[start of DATA ROWS]

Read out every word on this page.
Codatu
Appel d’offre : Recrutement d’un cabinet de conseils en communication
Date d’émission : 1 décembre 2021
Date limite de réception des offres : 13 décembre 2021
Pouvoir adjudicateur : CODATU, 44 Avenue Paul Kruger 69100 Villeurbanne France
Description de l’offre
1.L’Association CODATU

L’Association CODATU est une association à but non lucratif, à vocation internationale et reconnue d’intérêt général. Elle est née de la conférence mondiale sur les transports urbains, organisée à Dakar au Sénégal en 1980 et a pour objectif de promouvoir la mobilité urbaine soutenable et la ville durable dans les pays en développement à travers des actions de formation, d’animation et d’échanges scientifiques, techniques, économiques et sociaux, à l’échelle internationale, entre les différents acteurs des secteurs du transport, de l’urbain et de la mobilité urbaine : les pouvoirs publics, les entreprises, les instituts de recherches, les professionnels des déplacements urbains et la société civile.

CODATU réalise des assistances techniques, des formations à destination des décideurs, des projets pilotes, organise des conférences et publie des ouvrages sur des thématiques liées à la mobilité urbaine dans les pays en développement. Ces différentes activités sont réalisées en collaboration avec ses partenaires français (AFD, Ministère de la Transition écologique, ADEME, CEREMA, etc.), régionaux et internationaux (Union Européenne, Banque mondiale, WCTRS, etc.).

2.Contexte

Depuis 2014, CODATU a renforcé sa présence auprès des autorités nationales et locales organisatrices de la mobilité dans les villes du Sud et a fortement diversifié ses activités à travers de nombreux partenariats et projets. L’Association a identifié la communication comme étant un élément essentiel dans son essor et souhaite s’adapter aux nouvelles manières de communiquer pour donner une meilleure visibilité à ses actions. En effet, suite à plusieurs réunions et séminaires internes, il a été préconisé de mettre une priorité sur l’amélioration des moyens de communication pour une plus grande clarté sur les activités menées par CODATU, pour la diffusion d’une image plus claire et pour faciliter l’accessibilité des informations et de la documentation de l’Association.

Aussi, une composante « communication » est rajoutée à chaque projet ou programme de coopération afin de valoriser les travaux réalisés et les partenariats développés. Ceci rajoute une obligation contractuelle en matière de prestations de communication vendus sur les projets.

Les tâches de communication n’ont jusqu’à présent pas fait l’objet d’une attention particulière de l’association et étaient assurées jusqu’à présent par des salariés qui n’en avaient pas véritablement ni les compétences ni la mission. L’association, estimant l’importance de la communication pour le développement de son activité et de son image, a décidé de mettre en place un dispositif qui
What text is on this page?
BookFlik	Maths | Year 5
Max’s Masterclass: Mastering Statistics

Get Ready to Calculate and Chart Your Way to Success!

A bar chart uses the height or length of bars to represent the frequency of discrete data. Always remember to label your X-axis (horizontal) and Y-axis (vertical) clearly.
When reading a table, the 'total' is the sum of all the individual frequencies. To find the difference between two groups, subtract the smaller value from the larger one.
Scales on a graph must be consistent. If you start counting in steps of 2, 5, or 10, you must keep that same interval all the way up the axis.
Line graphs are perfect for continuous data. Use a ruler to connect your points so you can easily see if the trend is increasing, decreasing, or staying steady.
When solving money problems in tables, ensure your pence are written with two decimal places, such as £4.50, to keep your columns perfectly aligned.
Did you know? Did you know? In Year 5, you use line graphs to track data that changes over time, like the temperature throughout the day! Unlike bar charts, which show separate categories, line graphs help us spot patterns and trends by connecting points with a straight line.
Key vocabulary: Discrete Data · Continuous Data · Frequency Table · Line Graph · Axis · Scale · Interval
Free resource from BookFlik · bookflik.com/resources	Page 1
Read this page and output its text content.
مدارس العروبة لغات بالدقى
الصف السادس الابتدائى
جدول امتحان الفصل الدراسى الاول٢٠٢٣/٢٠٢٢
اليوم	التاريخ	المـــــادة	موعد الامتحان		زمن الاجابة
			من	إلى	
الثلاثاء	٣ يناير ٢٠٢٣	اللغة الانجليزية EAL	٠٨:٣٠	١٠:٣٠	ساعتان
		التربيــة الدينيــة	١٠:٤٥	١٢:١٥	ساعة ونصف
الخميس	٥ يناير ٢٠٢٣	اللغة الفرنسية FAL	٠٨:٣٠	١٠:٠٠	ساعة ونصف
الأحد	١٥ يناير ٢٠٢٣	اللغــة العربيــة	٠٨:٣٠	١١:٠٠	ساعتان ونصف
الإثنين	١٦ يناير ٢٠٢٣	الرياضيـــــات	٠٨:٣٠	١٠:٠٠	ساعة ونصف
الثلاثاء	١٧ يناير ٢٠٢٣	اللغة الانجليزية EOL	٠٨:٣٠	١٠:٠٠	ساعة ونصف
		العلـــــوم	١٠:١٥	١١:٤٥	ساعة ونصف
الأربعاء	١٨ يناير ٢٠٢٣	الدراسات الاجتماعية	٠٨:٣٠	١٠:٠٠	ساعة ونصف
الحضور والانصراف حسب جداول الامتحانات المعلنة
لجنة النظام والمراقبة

[end of DATA ROWS]

* CHALLENGE *
Quote all of the entries verbatim.

* SOLUTION FOR THIS TASK *
Read out every word on this page.
Codatu
Appel d’offre : Recrutement d’un cabinet de conseils en communication
Date d’émission : 1 décembre 2021
Date limite de réception des offres : 13 décembre 2021
Pouvoir adjudicateur : CODATU, 44 Avenue Paul Kruger 69100 Villeurbanne France
Description de l’offre
1.L’Association CODATU

L’Association CODATU est une association à but non lucratif, à vocation internationale et reconnue d’intérêt général. Elle est née de la conférence mondiale sur les transports urbains, organisée à Dakar au Sénégal en 1980 et a pour objectif de promouvoir la mobilité urbaine soutenable et la ville durable dans les pays en développement à travers des actions de formation, d’animation et d’échanges scientifiques, techniques, économiques et sociaux, à l’échelle internationale, entre les différents acteurs des secteurs du transport, de l’urbain et de la mobilité urbaine : les pouvoirs publics, les entreprises, les instituts de recherches, les professionnels des déplacements urbains et la société civile.

CODATU réalise des assistances techniques, des formations à destination des décideurs, des projets pilotes, organise des conférences et publie des ouvrages sur des thématiques liées à la mobilité urbaine dans les pays en développement. Ces différentes activités sont réalisées en collaboration avec ses partenaires français (AFD, Ministère de la Transition écologique, ADEME, CEREMA, etc.), régionaux et internationaux (Union Européenne, Banque mondiale, WCTRS, etc.).

2.Contexte

Depuis 2014, CODATU a renforcé sa présence auprès des autorités nationales et locales organisatrices de la mobilité dans les villes du Sud et a fortement diversifié ses activités à travers de nombreux partenariats et projets. L’Association a identifié la communication comme étant un élément essentiel dans son essor et souhaite s’adapter aux nouvelles manières de communiquer pour donner une meilleure visibilité à ses actions. En effet, suite à plusieurs réunions et séminaires internes, il a été préconisé de mettre une priorité sur l’amélioration des moyens de communication pour une plus grande clarté sur les activités menées par CODATU, pour la diffusion d’une image plus claire et pour faciliter l’accessibilité des informations et de la documentation de l’Association.

Aussi, une composante « communication » est rajoutée à chaque projet ou programme de coopération afin de valoriser les travaux réalisés et les partenariats développés. Ceci rajoute une obligation contractuelle en matière de prestations de communication vendus sur les projets.

Les tâches de communication n’ont jusqu’à présent pas fait l’objet d’une attention particulière de l’association et étaient assurées jusqu’à présent par des salariés qui n’en avaient pas véritablement ni les compétences ni la mission. L’association, estimant l’importance de la communication pour le développement de son activité et de son image, a décidé de mettre en place un dispositif qui
What text is on this page?
BookFlik	Maths | Year 5
Max’s Masterclass: Mastering Statistics

Get Ready to Calculate and Chart Your Way to Success!

A bar chart uses the height or length of bars to represent the frequency of discrete data. Always remember to label your X-axis (horizontal) and Y-axis (vertical) clearly.
When reading a table, the 'total' is the sum of all the individual frequencies. To find the difference between two groups, subtract the smaller value from the larger one.
Scales on a graph must be consistent. If you start counting in steps of 2, 5, or 10, you must keep that same interval all the way up the axis.
Line graphs are perfect for continuous data. Use a ruler to connect your points so you can easily see if the trend is increasing, decreasing, or staying steady.
When solving money problems in tables, ensure your pence are written with two decimal places, such as £4.50, to keep your columns perfectly aligned.
Did you know? Did you know? In Year 5, you use line graphs to track data that changes over time, like the temperature throughout the day! Unlike bar charts, which show separate categories, line graphs help us spot patterns and trends by connecting points with a straight line.
Key vocabulary: Discrete Data · Continuous Data · Frequency Table · Line Graph · Axis · Scale · Interval
Free resource from BookFlik · bookflik.com/resources	Page 1
Read this page and output its text content.
مدارس العروبة لغات بالدقى
الصف السادس الابتدائى
جدول امتحان الفصل الدراسى الاول٢٠٢٣/٢٠٢٢
اليوم	التاريخ	المـــــادة	موعد الامتحان		زمن الاجابة
			من	إلى	
الثلاثاء	٣ يناير ٢٠٢٣	اللغة الانجليزية EAL	٠٨:٣٠	١٠:٣٠	ساعتان
		التربيــة الدينيــة	١٠:٤٥	١٢:١٥	ساعة ونصف
الخميس	٥ يناير ٢٠٢٣	اللغة الفرنسية FAL	٠٨:٣٠	١٠:٠٠	ساعة ونصف
الأحد	١٥ يناير ٢٠٢٣	اللغــة العربيــة	٠٨:٣٠	١١:٠٠	ساعتان ونصف
الإثنين	١٦ يناير ٢٠٢٣	الرياضيـــــات	٠٨:٣٠	١٠:٠٠	ساعة ونصف
الثلاثاء	١٧ يناير ٢٠٢٣	اللغة الانجليزية EOL	٠٨:٣٠	١٠:٠٠	ساعة ونصف
		العلـــــوم	١٠:١٥	١١:٤٥	ساعة ونصف
الأربعاء	١٨ يناير ٢٠٢٣	الدراسات الاجتماعية	٠٨:٣٠	١٠:٠٠	ساعة ونصف
الحضور والانصراف حسب جداول الامتحانات المعلنة
لجنة النظام والمراقبة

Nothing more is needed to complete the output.